Exercise details -
Copy out all the lines where "this" shows up.

= = =

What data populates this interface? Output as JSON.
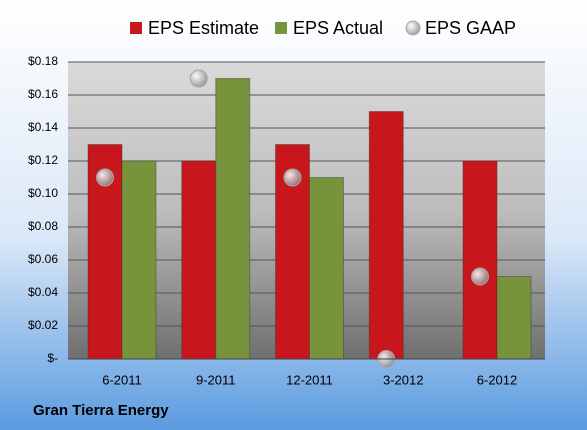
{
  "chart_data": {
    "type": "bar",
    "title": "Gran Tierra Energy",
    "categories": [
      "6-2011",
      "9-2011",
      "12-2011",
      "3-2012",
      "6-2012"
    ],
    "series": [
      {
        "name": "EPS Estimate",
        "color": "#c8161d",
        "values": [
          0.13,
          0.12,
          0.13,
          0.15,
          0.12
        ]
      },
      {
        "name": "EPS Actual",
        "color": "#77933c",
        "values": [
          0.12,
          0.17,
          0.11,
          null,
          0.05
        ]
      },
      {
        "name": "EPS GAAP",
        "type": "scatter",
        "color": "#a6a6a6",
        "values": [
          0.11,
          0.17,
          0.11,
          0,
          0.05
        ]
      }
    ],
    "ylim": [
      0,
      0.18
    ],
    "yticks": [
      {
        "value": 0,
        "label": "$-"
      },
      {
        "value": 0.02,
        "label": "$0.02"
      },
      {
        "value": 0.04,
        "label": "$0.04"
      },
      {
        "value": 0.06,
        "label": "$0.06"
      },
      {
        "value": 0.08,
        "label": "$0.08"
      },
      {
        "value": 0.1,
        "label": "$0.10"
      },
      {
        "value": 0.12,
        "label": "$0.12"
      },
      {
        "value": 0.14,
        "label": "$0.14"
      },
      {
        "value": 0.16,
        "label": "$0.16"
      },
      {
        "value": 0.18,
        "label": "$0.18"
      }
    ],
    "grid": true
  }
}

= = =

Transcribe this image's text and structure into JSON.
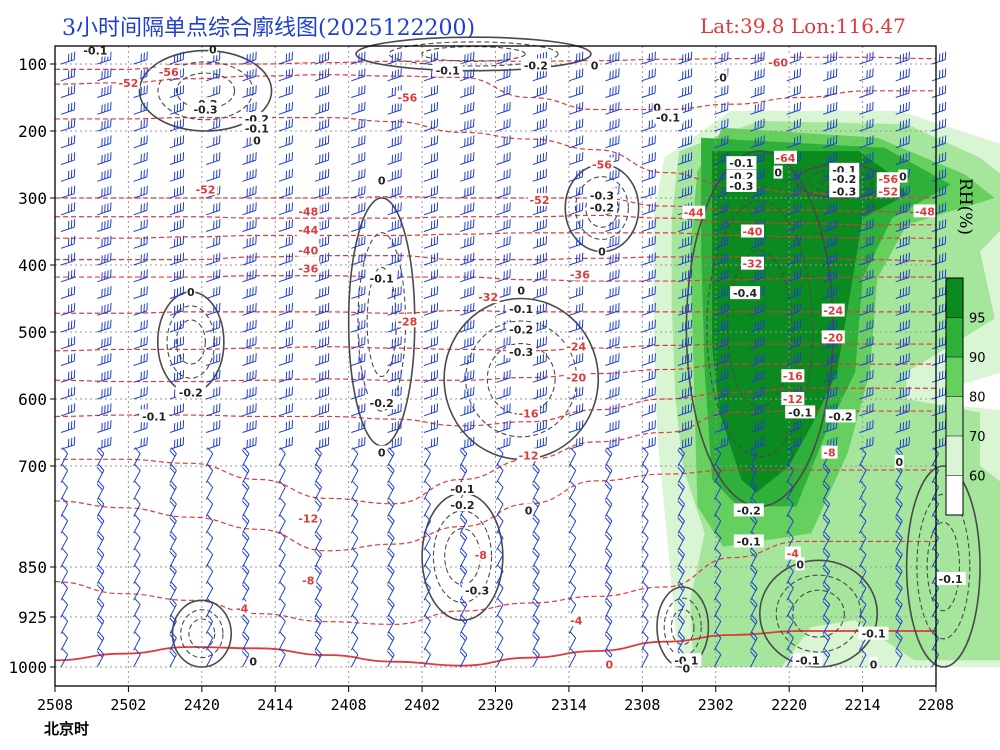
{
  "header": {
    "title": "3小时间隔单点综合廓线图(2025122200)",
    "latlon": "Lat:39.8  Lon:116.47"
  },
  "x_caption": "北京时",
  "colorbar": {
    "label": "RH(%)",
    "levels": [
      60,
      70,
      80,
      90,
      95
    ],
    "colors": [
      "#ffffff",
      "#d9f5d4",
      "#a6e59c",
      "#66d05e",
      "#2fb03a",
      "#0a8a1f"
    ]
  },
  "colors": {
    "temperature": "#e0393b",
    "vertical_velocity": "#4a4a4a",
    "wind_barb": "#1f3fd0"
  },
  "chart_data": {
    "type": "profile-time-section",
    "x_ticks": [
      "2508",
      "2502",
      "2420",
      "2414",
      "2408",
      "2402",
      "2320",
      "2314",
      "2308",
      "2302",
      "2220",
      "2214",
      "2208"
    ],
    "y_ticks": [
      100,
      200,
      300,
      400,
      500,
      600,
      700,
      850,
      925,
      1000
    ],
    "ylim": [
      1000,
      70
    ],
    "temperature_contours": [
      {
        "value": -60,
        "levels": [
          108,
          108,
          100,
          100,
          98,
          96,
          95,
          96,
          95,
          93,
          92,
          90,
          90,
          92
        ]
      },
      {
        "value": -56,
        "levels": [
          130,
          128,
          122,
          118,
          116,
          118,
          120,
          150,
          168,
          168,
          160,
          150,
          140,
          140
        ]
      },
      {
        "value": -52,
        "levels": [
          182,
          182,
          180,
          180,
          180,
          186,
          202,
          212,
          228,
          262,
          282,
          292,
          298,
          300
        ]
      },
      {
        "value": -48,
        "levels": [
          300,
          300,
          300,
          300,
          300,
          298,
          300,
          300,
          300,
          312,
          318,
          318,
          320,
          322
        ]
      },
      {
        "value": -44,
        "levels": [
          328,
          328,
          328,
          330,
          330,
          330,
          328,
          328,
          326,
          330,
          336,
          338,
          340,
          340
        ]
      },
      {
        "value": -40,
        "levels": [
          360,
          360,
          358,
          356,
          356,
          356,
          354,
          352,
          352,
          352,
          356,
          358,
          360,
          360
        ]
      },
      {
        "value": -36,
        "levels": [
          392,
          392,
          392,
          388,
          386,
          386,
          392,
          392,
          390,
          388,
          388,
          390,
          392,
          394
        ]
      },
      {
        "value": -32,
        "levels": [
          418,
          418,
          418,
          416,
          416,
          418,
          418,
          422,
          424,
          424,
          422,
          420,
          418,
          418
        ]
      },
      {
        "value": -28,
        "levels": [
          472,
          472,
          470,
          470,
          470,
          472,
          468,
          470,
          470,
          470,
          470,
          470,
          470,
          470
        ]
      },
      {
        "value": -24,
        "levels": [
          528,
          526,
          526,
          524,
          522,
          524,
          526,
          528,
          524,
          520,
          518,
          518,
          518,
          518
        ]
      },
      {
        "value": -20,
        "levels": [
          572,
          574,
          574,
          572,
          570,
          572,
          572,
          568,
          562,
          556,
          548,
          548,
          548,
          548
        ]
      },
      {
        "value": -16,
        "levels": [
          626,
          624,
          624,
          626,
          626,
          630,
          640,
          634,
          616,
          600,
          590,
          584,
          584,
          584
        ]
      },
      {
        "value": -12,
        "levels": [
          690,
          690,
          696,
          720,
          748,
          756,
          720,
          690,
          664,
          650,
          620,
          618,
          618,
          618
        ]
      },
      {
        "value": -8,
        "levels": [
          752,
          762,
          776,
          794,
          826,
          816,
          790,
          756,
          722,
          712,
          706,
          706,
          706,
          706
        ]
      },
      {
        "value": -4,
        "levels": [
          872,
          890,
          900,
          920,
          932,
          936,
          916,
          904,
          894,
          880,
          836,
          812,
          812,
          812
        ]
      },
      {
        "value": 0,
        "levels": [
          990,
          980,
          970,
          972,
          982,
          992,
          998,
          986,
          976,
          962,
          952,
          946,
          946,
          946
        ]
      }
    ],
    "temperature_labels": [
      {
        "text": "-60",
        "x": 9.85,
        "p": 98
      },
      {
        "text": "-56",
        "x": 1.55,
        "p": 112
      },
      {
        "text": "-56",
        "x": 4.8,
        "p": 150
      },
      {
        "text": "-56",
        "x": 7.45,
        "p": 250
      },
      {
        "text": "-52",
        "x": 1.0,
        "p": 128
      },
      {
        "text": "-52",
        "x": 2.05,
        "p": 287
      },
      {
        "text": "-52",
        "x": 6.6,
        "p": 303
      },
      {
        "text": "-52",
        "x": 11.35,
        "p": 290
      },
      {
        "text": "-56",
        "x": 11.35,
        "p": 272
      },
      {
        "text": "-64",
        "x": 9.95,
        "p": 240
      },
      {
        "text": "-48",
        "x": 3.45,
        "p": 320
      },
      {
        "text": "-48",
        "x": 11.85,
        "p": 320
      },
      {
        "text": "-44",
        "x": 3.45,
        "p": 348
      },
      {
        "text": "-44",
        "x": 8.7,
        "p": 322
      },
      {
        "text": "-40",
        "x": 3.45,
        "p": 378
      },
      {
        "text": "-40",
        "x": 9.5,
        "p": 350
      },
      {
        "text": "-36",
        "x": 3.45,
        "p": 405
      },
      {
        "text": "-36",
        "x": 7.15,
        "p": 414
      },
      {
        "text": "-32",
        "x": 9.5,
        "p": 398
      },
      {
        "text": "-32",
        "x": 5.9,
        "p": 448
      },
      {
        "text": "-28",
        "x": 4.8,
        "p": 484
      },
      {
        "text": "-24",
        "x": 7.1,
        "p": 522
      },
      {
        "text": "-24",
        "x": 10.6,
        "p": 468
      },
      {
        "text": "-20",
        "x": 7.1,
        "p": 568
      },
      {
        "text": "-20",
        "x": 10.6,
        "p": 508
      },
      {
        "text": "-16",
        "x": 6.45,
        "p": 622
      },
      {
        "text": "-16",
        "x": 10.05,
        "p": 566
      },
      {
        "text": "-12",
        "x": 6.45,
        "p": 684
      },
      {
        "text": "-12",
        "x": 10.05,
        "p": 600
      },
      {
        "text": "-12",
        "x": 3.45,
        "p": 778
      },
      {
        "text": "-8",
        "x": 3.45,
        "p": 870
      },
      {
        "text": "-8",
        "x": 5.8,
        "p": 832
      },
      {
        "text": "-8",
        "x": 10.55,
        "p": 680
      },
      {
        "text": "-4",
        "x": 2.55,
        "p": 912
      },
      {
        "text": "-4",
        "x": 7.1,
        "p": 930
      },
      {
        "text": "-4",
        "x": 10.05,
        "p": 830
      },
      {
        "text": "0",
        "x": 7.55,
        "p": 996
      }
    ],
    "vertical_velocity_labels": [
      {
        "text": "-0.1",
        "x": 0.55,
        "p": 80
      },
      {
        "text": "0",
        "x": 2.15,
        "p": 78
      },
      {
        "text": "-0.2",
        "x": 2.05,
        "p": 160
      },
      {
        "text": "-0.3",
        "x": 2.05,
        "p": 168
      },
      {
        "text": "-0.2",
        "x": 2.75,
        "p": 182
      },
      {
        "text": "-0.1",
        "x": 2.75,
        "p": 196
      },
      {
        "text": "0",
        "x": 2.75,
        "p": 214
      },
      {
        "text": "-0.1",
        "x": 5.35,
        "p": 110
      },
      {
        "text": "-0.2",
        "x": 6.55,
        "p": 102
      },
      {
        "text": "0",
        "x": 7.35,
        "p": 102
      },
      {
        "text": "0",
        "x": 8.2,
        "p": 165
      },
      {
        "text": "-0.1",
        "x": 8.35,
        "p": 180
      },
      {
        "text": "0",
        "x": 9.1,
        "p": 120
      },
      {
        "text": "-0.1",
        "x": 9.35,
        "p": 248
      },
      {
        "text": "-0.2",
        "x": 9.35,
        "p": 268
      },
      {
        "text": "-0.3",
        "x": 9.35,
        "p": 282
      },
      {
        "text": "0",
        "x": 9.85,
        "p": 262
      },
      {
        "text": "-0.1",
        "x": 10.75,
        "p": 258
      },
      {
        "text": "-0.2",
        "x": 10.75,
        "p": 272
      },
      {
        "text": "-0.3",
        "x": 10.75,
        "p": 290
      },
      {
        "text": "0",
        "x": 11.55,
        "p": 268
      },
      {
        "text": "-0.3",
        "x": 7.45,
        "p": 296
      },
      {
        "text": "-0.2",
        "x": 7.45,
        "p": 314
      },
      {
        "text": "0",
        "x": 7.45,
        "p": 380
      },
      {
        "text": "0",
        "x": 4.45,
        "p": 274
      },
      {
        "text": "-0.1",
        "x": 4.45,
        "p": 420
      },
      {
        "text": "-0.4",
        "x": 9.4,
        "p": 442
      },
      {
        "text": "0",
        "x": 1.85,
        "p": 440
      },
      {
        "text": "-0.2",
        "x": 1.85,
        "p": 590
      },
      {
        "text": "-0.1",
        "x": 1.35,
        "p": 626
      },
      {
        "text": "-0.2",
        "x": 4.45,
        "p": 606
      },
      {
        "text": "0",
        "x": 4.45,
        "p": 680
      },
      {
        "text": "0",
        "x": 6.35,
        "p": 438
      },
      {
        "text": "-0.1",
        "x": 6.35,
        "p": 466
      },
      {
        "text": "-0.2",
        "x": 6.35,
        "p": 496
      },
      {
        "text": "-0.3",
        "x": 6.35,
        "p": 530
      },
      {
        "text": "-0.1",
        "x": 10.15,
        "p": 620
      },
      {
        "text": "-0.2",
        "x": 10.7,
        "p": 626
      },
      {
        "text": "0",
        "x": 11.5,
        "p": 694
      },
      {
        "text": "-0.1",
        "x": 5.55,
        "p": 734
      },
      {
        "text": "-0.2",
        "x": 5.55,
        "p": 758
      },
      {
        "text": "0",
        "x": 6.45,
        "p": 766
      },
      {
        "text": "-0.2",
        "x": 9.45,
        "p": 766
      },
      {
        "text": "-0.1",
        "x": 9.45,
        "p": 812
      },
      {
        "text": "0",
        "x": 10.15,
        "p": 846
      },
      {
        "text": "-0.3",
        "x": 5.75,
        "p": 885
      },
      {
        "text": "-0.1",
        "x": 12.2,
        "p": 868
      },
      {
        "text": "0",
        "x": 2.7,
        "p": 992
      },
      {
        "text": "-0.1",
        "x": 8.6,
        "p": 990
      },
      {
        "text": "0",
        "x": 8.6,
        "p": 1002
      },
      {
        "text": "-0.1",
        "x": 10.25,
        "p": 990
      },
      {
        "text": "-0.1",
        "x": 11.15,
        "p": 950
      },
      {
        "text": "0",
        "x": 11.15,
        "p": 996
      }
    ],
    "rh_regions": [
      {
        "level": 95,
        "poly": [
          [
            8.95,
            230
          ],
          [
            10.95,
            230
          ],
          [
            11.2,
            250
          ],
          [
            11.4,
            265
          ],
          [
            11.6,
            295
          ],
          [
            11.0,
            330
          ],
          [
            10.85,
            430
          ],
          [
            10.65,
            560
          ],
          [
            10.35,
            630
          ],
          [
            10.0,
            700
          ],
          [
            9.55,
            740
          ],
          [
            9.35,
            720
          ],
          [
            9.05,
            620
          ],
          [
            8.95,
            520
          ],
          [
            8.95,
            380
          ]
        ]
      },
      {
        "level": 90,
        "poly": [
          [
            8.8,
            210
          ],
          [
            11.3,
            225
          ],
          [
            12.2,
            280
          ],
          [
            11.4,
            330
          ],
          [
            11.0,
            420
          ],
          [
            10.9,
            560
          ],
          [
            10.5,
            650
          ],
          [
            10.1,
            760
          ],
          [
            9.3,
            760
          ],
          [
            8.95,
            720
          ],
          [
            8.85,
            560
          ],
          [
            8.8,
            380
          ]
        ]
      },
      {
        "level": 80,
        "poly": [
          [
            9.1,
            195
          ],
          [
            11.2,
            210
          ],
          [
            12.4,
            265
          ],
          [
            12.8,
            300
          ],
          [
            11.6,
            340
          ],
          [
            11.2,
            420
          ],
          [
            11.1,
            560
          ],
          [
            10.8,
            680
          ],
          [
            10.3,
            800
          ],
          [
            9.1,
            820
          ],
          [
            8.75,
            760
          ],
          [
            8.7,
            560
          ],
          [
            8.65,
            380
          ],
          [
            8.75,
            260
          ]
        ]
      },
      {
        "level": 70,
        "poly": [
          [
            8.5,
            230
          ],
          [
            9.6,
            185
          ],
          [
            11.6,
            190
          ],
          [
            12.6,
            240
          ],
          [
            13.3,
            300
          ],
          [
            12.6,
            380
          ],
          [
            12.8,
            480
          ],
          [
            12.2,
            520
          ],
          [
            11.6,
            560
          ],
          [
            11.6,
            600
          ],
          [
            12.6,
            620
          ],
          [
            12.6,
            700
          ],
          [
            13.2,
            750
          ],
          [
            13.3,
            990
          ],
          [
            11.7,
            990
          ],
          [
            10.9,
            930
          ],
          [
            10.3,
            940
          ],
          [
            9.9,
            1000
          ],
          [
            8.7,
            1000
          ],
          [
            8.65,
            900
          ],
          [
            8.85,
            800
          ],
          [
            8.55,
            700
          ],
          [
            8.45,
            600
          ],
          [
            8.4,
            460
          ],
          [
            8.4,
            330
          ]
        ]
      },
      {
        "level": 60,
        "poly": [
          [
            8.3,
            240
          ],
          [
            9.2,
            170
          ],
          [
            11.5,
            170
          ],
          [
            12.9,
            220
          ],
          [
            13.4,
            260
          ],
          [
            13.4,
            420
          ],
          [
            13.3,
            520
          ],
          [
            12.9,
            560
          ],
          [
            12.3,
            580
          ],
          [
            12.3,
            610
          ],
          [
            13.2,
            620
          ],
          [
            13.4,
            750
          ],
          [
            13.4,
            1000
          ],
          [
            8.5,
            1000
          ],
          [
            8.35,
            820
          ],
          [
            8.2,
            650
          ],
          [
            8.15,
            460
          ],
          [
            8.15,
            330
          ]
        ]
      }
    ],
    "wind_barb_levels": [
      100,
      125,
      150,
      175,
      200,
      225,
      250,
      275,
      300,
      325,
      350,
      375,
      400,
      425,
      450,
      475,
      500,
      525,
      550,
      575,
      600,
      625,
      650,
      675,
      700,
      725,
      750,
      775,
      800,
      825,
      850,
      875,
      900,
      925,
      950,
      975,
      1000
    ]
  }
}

= = =

Response to the exercise -
What data populates this interface? Output as JSON.
Transcribe this image's text and structure into JSON.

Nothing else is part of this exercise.